• _YOUR OBJECTIVE_: Write out the whole of the material exactly.

• _EXTRACTED RECORDS_:
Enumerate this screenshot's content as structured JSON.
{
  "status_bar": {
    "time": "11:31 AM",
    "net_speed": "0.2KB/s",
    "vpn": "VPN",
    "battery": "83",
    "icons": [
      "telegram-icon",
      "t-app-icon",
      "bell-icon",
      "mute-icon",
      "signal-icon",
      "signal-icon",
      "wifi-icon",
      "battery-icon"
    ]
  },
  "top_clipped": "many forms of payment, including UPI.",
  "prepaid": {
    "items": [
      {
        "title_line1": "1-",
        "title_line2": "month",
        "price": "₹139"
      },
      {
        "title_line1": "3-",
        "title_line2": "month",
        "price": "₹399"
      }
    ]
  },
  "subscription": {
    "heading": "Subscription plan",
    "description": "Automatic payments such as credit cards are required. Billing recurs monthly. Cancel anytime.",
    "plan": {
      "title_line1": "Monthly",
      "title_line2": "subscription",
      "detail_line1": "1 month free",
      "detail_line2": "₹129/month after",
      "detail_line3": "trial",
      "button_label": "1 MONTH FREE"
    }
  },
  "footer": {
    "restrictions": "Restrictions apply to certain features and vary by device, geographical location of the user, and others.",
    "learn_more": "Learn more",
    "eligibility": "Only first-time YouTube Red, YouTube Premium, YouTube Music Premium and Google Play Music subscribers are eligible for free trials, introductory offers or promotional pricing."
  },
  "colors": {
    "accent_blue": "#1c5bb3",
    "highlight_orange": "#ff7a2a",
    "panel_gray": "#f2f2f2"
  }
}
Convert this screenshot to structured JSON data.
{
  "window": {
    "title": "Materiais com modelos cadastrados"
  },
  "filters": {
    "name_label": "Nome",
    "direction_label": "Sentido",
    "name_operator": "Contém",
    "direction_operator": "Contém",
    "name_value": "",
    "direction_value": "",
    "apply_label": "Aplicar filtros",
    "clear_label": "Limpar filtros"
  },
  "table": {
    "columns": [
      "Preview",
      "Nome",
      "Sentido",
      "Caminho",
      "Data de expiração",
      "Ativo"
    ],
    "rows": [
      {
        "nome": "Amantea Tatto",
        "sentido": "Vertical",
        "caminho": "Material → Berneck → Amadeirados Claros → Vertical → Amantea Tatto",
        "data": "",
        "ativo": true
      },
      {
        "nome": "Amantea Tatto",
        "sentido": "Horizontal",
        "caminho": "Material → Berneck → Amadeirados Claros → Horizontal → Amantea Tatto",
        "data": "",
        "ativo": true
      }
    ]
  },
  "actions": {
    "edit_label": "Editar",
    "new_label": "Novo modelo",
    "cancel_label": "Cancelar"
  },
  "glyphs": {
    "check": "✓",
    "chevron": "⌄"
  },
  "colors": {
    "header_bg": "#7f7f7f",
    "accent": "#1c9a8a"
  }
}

• _ANSWER IN FULL_:
Enumerate this screenshot's content as structured JSON.
{
  "status_bar": {
    "time": "11:31 AM",
    "net_speed": "0.2KB/s",
    "vpn": "VPN",
    "battery": "83",
    "icons": [
      "telegram-icon",
      "t-app-icon",
      "bell-icon",
      "mute-icon",
      "signal-icon",
      "signal-icon",
      "wifi-icon",
      "battery-icon"
    ]
  },
  "top_clipped": "many forms of payment, including UPI.",
  "prepaid": {
    "items": [
      {
        "title_line1": "1-",
        "title_line2": "month",
        "price": "₹139"
      },
      {
        "title_line1": "3-",
        "title_line2": "month",
        "price": "₹399"
      }
    ]
  },
  "subscription": {
    "heading": "Subscription plan",
    "description": "Automatic payments such as credit cards are required. Billing recurs monthly. Cancel anytime.",
    "plan": {
      "title_line1": "Monthly",
      "title_line2": "subscription",
      "detail_line1": "1 month free",
      "detail_line2": "₹129/month after",
      "detail_line3": "trial",
      "button_label": "1 MONTH FREE"
    }
  },
  "footer": {
    "restrictions": "Restrictions apply to certain features and vary by device, geographical location of the user, and others.",
    "learn_more": "Learn more",
    "eligibility": "Only first-time YouTube Red, YouTube Premium, YouTube Music Premium and Google Play Music subscribers are eligible for free trials, introductory offers or promotional pricing."
  },
  "colors": {
    "accent_blue": "#1c5bb3",
    "highlight_orange": "#ff7a2a",
    "panel_gray": "#f2f2f2"
  }
}
Convert this screenshot to structured JSON data.
{
  "window": {
    "title": "Materiais com modelos cadastrados"
  },
  "filters": {
    "name_label": "Nome",
    "direction_label": "Sentido",
    "name_operator": "Contém",
    "direction_operator": "Contém",
    "name_value": "",
    "direction_value": "",
    "apply_label": "Aplicar filtros",
    "clear_label": "Limpar filtros"
  },
  "table": {
    "columns": [
      "Preview",
      "Nome",
      "Sentido",
      "Caminho",
      "Data de expiração",
      "Ativo"
    ],
    "rows": [
      {
        "nome": "Amantea Tatto",
        "sentido": "Vertical",
        "caminho": "Material → Berneck → Amadeirados Claros → Vertical → Amantea Tatto",
        "data": "",
        "ativo": true
      },
      {
        "nome": "Amantea Tatto",
        "sentido": "Horizontal",
        "caminho": "Material → Berneck → Amadeirados Claros → Horizontal → Amantea Tatto",
        "data": "",
        "ativo": true
      }
    ]
  },
  "actions": {
    "edit_label": "Editar",
    "new_label": "Novo modelo",
    "cancel_label": "Cancelar"
  },
  "glyphs": {
    "check": "✓",
    "chevron": "⌄"
  },
  "colors": {
    "header_bg": "#7f7f7f",
    "accent": "#1c9a8a"
  }
}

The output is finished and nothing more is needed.